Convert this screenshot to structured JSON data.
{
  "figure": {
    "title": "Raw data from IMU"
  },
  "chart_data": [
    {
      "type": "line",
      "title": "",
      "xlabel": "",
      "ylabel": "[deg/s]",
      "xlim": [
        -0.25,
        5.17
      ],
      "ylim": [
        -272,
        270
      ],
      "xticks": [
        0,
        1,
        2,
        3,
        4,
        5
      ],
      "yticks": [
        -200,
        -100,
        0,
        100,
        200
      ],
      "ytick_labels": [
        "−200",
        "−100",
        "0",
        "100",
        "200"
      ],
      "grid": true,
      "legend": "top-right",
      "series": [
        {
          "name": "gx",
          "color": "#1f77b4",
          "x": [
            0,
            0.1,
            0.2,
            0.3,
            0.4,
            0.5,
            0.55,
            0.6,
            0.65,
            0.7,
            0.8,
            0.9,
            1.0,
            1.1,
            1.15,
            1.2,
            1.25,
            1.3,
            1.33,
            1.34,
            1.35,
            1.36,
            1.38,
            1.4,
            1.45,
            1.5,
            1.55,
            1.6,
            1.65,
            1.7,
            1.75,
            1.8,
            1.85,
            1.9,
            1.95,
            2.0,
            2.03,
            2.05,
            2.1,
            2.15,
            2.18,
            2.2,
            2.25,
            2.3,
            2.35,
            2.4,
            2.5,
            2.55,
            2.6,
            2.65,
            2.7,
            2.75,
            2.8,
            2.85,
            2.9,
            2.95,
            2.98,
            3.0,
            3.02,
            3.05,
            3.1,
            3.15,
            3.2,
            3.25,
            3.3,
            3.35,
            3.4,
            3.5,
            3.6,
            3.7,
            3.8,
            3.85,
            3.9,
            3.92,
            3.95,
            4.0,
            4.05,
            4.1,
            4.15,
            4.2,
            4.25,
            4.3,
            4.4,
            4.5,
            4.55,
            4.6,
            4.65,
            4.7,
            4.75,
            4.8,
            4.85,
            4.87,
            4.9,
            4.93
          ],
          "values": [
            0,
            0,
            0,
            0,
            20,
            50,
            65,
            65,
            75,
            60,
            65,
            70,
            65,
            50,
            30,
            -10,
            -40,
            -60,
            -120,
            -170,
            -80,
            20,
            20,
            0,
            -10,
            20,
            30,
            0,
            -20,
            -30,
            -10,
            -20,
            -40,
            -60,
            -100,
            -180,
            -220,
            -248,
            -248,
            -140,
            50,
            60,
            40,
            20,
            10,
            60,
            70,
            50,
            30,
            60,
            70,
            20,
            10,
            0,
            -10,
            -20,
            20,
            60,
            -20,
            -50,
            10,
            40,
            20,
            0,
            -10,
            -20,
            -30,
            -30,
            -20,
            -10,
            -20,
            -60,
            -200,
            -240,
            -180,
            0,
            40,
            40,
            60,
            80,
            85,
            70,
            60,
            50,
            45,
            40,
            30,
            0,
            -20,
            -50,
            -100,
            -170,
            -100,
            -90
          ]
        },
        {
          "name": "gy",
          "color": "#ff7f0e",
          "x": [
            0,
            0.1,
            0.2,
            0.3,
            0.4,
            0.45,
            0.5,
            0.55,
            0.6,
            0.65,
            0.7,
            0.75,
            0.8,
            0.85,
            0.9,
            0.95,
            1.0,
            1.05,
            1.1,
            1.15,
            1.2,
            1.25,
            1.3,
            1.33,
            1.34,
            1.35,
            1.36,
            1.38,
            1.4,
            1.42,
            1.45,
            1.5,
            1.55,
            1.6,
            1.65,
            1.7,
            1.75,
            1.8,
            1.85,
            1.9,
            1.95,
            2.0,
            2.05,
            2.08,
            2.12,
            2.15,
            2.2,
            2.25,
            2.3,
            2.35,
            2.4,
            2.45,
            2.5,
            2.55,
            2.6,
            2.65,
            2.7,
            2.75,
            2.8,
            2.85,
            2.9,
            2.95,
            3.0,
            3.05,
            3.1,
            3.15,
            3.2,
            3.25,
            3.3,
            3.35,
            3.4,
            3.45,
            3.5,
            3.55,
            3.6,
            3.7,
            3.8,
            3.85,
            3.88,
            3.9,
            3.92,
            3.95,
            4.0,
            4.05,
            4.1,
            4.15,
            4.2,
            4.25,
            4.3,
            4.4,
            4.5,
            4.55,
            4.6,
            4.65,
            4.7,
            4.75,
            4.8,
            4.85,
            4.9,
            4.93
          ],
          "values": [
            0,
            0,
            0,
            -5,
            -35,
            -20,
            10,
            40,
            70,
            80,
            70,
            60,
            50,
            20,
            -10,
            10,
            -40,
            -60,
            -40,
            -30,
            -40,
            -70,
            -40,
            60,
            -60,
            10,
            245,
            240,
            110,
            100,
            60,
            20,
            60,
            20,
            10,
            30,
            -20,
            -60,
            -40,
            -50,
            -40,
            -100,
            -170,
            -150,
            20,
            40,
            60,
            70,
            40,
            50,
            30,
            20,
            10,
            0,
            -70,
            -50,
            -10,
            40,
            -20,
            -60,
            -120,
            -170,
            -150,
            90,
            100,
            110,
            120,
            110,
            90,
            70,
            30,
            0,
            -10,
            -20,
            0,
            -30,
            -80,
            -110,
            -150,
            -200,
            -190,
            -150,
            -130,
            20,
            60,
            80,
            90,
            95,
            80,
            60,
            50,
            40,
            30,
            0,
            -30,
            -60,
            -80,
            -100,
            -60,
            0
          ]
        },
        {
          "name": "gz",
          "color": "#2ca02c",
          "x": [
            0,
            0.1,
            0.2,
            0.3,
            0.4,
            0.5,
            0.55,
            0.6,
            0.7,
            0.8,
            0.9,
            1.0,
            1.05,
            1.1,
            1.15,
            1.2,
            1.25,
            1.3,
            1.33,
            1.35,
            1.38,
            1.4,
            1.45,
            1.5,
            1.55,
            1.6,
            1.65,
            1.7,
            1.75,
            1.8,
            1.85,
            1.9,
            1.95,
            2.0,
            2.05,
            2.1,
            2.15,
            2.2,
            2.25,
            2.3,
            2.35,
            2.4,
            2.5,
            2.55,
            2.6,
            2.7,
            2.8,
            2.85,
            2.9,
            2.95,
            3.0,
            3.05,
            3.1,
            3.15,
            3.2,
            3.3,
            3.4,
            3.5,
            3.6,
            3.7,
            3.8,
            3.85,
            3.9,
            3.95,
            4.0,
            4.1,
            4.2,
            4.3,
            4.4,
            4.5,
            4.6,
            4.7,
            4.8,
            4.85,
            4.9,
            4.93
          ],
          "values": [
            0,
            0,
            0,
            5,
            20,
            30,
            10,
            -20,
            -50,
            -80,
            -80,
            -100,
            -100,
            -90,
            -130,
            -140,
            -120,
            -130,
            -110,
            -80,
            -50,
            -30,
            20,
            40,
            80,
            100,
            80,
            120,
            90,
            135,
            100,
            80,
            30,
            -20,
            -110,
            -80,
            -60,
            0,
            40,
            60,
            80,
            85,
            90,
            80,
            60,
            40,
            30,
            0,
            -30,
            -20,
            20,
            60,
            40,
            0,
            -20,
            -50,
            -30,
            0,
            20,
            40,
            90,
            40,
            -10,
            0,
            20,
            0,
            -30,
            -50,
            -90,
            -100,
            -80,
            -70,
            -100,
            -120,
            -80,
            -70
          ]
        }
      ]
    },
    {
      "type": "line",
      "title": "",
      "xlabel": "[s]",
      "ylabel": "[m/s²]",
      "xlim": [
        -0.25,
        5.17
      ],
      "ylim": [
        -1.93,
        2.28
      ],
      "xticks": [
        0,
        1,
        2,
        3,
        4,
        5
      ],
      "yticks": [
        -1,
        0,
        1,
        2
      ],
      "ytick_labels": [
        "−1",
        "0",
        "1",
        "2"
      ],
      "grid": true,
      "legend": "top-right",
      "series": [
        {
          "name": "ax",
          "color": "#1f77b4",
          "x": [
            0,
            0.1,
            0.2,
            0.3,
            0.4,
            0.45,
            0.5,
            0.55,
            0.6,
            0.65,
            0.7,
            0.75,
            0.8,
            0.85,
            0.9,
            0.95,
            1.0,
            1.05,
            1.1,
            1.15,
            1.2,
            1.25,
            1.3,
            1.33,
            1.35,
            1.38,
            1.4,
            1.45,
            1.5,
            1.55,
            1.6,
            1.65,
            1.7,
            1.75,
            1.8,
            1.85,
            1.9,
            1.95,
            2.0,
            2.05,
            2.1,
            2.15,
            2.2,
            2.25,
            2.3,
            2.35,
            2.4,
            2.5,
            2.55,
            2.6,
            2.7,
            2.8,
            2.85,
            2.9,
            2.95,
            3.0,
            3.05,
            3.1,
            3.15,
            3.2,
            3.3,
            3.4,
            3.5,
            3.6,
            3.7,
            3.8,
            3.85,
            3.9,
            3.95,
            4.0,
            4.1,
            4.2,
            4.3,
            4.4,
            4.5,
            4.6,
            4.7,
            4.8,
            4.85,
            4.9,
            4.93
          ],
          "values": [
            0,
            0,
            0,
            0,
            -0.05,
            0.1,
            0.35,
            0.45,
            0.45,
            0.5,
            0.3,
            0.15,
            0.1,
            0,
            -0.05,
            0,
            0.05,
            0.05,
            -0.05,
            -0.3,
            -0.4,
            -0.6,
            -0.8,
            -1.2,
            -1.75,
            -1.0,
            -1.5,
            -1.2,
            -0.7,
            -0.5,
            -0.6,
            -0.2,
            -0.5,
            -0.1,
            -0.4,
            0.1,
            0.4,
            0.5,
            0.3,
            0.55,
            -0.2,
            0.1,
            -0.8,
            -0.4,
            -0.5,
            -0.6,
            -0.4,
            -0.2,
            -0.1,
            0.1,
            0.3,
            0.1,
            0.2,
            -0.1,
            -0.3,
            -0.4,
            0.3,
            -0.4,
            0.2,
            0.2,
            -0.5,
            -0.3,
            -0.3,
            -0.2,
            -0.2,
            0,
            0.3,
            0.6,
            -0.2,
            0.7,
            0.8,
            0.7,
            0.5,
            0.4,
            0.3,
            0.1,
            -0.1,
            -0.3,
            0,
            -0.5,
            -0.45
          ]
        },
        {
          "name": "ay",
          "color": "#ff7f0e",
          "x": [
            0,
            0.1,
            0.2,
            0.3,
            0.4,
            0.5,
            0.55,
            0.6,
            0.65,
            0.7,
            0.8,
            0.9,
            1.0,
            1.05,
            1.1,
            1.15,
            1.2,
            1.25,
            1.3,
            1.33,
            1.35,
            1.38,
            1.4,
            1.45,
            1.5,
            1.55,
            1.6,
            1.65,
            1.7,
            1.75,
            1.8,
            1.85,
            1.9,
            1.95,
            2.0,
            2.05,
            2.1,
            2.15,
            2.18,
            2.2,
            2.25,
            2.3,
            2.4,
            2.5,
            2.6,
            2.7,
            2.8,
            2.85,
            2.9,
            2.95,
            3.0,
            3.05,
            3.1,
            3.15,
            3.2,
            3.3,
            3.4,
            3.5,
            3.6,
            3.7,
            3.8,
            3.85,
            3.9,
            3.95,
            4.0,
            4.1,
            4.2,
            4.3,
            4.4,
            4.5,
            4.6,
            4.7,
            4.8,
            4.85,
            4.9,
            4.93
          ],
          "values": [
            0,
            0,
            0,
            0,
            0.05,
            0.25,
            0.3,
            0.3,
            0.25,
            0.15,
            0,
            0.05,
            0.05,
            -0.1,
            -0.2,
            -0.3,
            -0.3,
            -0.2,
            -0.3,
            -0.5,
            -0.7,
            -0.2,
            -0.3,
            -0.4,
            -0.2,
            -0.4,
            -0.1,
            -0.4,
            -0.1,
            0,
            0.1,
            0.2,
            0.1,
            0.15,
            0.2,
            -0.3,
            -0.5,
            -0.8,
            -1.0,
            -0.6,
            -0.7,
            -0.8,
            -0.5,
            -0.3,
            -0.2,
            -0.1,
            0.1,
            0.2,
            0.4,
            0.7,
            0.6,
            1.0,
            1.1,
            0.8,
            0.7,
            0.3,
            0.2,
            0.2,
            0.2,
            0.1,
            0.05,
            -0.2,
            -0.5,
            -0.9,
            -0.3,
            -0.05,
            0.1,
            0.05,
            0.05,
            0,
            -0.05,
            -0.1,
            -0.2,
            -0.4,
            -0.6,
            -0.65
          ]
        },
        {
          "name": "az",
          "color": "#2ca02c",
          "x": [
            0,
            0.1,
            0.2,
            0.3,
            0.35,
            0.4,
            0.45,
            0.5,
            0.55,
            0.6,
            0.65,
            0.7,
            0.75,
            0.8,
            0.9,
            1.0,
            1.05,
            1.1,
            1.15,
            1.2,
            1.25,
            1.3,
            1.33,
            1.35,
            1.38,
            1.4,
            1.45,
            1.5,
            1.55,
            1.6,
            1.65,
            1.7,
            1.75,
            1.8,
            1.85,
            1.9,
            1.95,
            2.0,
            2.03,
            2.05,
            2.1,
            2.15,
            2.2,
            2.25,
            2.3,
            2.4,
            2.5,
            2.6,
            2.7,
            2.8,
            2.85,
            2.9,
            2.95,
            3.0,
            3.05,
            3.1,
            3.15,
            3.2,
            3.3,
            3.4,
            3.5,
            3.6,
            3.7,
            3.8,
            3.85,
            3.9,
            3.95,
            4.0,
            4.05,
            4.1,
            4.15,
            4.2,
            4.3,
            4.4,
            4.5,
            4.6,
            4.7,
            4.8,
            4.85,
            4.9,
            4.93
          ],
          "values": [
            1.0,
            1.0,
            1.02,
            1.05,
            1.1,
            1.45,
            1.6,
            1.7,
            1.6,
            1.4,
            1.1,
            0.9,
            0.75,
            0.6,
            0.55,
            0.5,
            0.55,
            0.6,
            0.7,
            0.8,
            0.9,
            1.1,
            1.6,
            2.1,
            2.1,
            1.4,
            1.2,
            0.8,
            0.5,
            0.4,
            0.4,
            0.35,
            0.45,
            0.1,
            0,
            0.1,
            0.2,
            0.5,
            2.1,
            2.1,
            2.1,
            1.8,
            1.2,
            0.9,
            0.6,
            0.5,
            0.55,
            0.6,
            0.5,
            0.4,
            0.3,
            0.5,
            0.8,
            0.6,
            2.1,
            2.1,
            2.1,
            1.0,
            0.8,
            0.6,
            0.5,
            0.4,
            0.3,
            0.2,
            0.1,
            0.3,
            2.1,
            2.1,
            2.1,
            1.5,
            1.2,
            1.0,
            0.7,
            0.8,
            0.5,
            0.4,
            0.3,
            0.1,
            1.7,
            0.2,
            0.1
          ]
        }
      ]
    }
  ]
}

- - -

> Problem statement: Copy each line above containing the string "name".

> Output of the task:
          "name": "gx",
          "name": "gy",
          "name": "gz",
          "name": "ax",
          "name": "ay",
          "name": "az",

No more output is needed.